• Directions: Extract every line where the string "ending" appears.

○ ○ ○ ○ ○

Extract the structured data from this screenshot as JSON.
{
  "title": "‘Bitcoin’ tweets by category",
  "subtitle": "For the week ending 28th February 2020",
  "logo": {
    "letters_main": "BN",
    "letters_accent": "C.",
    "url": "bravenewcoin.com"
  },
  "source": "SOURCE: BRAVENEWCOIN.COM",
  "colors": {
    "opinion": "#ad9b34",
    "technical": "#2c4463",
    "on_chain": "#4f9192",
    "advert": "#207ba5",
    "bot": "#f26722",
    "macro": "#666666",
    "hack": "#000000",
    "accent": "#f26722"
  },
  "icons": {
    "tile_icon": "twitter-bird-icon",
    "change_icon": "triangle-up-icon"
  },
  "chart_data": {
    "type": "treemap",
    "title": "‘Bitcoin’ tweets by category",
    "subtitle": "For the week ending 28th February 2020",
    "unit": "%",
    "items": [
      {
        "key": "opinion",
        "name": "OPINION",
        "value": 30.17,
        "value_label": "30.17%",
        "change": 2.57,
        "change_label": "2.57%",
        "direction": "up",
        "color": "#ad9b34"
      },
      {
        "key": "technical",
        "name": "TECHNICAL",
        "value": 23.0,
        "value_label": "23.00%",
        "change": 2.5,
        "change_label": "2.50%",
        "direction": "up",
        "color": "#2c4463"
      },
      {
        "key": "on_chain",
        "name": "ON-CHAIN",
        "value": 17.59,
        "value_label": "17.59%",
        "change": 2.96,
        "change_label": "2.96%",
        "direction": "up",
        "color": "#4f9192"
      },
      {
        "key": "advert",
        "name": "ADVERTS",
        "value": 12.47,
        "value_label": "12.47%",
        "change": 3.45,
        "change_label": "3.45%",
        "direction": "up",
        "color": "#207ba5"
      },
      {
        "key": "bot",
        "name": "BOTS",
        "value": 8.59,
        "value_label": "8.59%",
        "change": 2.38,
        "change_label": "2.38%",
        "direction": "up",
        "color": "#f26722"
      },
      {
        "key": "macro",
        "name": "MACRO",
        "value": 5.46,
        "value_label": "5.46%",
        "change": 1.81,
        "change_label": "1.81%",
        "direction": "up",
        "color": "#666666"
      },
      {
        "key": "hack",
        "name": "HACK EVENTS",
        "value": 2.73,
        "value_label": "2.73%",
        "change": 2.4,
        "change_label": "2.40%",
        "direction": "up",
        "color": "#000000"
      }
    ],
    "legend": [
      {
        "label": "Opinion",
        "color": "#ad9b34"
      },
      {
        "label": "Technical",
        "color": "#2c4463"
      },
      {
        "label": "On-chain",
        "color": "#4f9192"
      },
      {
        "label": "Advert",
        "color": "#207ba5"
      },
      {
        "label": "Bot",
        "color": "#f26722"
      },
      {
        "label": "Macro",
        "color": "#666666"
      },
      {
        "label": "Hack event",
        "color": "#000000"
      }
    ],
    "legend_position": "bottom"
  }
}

○ ○ ○ ○ ○

• Exercise solution:
  "subtitle": "For the week ending 28th February 2020",
    "subtitle": "For the week ending 28th February 2020",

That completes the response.